___ AVAILABLE RECORDS

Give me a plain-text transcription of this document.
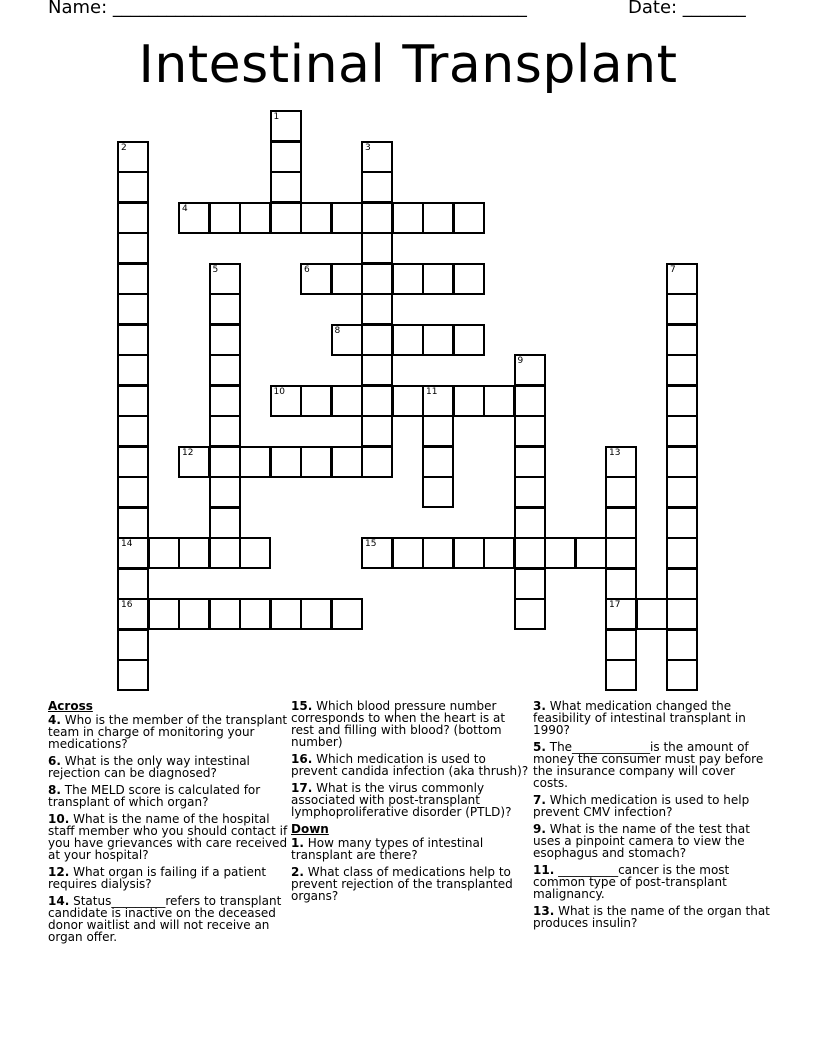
Name: ______________________________________________	Date: _______
Intestinal Transplant
1
2
14
16
3
4
5	6	7
8
9
10	11
12	13
17
15
Across
4. Who is the member of the transplant team in charge of monitoring your medications?
6. What is the only way intestinal rejection can be diagnosed?
8. The MELD score is calculated for transplant of which organ?
10. What is the name of the hospital staff member who you should contact if you have grievances with care received at your hospital?
12. What organ is failing if a patient requires dialysis?
14. Status_________refers to transplant candidate is inactive on the deceased donor waitlist and will not receive an organ offer.
15. Which blood pressure number corresponds to when the heart is at rest and filling with blood? (bottom number)
16. Which medication is used to prevent candida infection (aka thrush)?
17. What is the virus commonly associated with post-transplant lymphoproliferative disorder (PTLD)?
Down
1. How many types of intestinal transplant are there?
2. What class of medications help to prevent rejection of the transplanted organs?
3. What medication changed the feasibility of intestinal transplant in 1990?
5. The_____________is the amount of money the consumer must pay before the insurance company will cover costs.
7. Which medication is used to help prevent CMV infection?
9. What is the name of the test that uses a pinpoint camera to view the esophagus and stomach?
11. __________cancer is the most common type of post-transplant malignancy.
13. What is the name of the organ that produces insulin?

______

◆ **HOW TO COMPLETE THIS TASK**:
Write out the data once more exactly, omitting the pictures.

◆ **ANSWER SPACE**:
Give me a plain-text transcription of this document.
Name: ______________________________________________	Date: _______
Intestinal Transplant
1
2
14
16
3
4
5	6	7
8
9
10	11
12	13
17
15
Across
4. Who is the member of the transplant team in charge of monitoring your medications?
6. What is the only way intestinal rejection can be diagnosed?
8. The MELD score is calculated for transplant of which organ?
10. What is the name of the hospital staff member who you should contact if you have grievances with care received at your hospital?
12. What organ is failing if a patient requires dialysis?
14. Status_________refers to transplant candidate is inactive on the deceased donor waitlist and will not receive an organ offer.
15. Which blood pressure number corresponds to when the heart is at rest and filling with blood? (bottom number)
16. Which medication is used to prevent candida infection (aka thrush)?
17. What is the virus commonly associated with post-transplant lymphoproliferative disorder (PTLD)?
Down
1. How many types of intestinal transplant are there?
2. What class of medications help to prevent rejection of the transplanted organs?
3. What medication changed the feasibility of intestinal transplant in 1990?
5. The_____________is the amount of money the consumer must pay before the insurance company will cover costs.
7. Which medication is used to help prevent CMV infection?
9. What is the name of the test that uses a pinpoint camera to view the esophagus and stomach?
11. __________cancer is the most common type of post-transplant malignancy.
13. What is the name of the organ that produces insulin?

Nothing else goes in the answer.